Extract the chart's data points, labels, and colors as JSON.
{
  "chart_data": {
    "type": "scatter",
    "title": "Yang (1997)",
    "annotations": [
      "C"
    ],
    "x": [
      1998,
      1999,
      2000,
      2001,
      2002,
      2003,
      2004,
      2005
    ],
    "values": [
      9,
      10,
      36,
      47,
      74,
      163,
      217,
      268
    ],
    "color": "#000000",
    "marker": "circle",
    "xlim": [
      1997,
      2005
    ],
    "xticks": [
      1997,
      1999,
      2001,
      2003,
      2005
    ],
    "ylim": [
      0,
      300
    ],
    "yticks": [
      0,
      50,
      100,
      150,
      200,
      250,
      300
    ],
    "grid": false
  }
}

* **PROBLEM TO SOLVE**
Write the material out exactly, with nothing left out.

* **THE REPLY**
Extract the chart's data points, labels, and colors as JSON.
{
  "chart_data": {
    "type": "scatter",
    "title": "Yang (1997)",
    "annotations": [
      "C"
    ],
    "x": [
      1998,
      1999,
      2000,
      2001,
      2002,
      2003,
      2004,
      2005
    ],
    "values": [
      9,
      10,
      36,
      47,
      74,
      163,
      217,
      268
    ],
    "color": "#000000",
    "marker": "circle",
    "xlim": [
      1997,
      2005
    ],
    "xticks": [
      1997,
      1999,
      2001,
      2003,
      2005
    ],
    "ylim": [
      0,
      300
    ],
    "yticks": [
      0,
      50,
      100,
      150,
      200,
      250,
      300
    ],
    "grid": false
  }
}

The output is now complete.